— Start Stored data —
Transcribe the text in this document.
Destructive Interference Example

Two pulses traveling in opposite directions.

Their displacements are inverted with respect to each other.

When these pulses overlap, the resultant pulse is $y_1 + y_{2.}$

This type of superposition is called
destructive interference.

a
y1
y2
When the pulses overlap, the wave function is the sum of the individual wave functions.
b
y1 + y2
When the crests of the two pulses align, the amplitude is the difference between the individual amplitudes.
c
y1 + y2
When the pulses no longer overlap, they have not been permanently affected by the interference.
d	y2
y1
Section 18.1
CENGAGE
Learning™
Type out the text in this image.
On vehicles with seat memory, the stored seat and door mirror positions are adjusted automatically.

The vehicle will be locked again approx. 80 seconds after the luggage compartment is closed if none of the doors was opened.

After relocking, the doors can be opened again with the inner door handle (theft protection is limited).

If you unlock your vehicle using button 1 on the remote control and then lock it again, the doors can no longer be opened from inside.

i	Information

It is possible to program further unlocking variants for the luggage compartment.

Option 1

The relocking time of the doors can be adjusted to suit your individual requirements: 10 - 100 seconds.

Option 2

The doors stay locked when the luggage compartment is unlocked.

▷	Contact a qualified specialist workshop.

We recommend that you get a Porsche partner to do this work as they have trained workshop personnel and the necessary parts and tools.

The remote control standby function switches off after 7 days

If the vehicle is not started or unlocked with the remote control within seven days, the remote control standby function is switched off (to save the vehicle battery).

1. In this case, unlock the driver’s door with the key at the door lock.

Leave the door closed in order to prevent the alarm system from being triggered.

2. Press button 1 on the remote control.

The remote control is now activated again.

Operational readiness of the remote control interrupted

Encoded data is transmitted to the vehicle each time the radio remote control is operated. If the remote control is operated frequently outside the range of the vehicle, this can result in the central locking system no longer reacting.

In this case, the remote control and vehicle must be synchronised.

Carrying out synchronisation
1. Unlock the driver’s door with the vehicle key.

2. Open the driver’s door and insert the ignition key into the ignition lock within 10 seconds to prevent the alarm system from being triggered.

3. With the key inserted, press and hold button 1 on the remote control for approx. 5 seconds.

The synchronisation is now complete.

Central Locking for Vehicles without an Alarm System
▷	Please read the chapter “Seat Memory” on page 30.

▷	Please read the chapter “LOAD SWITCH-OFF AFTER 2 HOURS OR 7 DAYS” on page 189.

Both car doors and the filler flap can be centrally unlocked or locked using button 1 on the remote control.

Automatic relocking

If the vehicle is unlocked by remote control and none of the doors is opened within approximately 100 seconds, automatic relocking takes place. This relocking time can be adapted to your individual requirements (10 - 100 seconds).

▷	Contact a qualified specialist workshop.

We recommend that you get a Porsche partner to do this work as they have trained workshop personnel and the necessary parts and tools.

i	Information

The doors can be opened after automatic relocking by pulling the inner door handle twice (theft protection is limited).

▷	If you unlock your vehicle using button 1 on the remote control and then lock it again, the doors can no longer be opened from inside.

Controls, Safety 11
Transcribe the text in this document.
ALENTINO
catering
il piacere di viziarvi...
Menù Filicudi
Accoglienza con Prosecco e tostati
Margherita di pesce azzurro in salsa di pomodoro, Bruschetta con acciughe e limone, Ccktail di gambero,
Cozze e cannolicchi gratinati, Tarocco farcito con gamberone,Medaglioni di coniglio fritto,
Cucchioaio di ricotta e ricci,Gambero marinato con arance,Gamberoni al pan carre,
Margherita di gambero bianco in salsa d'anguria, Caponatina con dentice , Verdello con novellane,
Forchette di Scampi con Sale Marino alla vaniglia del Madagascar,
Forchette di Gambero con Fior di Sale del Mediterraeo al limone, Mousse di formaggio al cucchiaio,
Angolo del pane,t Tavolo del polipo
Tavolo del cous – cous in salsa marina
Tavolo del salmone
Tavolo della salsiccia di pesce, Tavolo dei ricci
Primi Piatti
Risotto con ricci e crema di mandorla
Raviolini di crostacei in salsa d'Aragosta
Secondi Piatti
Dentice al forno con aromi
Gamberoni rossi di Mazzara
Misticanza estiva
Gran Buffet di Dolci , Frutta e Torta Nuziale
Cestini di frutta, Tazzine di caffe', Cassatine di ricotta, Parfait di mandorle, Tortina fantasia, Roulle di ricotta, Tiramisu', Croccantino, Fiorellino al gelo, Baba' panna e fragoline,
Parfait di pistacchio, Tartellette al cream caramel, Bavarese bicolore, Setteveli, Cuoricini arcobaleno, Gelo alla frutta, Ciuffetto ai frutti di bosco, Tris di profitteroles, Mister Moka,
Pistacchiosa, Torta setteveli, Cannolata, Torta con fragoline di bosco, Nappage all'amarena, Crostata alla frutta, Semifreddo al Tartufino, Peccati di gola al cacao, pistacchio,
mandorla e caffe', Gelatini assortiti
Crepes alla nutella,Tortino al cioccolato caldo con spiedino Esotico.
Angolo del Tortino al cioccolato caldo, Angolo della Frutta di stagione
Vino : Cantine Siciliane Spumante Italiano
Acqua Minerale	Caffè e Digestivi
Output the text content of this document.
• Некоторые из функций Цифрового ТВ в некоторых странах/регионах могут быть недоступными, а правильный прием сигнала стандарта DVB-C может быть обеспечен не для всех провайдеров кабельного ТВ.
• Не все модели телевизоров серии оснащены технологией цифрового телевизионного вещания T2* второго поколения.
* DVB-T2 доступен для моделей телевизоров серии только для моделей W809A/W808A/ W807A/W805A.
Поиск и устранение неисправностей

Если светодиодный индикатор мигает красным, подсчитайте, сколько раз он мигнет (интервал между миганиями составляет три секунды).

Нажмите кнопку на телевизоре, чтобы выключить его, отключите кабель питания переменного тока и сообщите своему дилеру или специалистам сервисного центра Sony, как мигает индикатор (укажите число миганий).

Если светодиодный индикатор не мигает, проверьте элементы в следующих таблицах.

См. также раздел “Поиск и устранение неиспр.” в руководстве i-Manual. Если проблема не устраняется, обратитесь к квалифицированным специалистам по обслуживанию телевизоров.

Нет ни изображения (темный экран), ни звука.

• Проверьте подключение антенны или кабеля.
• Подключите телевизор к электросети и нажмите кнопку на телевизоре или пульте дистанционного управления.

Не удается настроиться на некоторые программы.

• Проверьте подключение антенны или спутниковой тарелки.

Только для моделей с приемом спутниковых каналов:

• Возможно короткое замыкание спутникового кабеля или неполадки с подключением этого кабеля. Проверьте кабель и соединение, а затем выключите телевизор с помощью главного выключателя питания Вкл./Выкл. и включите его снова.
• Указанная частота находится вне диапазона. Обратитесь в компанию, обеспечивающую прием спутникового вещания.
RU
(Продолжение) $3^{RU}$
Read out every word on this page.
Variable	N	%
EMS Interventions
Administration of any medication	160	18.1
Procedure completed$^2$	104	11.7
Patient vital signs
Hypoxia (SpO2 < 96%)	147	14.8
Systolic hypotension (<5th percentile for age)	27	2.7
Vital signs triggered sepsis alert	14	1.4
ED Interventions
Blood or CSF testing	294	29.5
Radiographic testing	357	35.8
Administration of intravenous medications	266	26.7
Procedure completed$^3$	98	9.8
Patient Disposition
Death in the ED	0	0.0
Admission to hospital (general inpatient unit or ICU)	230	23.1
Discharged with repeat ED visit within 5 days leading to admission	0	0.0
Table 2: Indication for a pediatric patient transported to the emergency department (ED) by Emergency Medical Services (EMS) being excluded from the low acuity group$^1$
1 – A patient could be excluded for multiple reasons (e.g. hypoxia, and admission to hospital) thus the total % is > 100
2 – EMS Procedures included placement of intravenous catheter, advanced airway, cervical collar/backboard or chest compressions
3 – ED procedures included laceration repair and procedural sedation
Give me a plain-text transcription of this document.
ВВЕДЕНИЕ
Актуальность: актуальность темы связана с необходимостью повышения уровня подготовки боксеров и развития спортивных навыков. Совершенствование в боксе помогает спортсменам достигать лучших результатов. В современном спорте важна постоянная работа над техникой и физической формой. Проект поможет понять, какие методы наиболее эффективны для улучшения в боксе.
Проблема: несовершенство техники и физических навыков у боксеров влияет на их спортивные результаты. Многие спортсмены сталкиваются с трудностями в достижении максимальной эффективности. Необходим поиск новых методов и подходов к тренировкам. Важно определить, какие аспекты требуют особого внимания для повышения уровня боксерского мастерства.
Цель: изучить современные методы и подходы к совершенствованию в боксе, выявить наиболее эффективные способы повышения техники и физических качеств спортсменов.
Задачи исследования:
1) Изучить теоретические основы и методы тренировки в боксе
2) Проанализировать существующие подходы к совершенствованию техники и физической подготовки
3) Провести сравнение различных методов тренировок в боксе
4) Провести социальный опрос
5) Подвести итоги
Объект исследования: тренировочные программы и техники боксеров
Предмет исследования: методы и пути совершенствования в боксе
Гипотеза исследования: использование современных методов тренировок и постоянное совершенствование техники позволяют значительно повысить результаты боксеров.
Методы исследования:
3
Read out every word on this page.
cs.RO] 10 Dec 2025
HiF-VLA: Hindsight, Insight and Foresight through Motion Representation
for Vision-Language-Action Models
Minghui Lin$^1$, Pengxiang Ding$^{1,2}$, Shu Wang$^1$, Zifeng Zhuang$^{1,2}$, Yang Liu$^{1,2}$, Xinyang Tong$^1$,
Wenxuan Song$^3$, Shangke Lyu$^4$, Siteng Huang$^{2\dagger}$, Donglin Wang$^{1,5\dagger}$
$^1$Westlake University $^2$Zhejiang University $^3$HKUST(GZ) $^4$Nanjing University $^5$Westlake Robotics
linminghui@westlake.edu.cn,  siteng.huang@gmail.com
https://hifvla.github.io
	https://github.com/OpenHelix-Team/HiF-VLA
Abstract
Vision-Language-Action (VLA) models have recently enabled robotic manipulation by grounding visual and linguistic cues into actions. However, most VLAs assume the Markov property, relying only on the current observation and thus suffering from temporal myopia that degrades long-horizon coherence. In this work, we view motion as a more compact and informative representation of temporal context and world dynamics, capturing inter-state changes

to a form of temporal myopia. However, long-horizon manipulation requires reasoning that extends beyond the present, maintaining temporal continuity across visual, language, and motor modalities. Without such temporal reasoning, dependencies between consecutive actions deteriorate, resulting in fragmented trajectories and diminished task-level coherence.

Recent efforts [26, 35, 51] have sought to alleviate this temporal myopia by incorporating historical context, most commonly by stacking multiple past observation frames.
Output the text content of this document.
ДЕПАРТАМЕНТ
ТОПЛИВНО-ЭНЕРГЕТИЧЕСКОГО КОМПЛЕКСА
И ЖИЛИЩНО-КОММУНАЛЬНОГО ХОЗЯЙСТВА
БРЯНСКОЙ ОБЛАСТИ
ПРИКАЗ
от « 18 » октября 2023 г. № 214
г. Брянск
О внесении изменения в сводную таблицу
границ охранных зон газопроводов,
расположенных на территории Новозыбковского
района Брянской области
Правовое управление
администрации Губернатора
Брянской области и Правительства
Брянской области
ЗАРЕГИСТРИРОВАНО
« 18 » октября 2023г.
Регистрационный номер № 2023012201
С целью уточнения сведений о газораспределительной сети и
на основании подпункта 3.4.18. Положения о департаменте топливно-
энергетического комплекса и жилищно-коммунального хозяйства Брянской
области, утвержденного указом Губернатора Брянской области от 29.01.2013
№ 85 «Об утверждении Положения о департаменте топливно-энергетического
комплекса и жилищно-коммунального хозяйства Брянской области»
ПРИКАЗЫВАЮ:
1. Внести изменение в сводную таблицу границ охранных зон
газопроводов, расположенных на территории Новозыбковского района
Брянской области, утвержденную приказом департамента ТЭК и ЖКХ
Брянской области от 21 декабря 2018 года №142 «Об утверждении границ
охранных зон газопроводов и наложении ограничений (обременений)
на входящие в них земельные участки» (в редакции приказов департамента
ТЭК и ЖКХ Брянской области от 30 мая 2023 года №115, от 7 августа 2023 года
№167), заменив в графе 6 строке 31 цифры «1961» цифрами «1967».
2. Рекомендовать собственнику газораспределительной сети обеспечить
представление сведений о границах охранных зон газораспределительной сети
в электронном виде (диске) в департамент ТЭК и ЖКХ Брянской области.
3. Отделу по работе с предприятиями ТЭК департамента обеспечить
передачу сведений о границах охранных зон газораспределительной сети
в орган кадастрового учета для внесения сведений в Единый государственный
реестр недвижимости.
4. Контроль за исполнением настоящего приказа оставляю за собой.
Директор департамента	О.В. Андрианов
— End Stored data —
Written exercise -
Lines that include the word "mandorla" — how many are there in the data? Answer with the number alone.

Result for this exercise -
2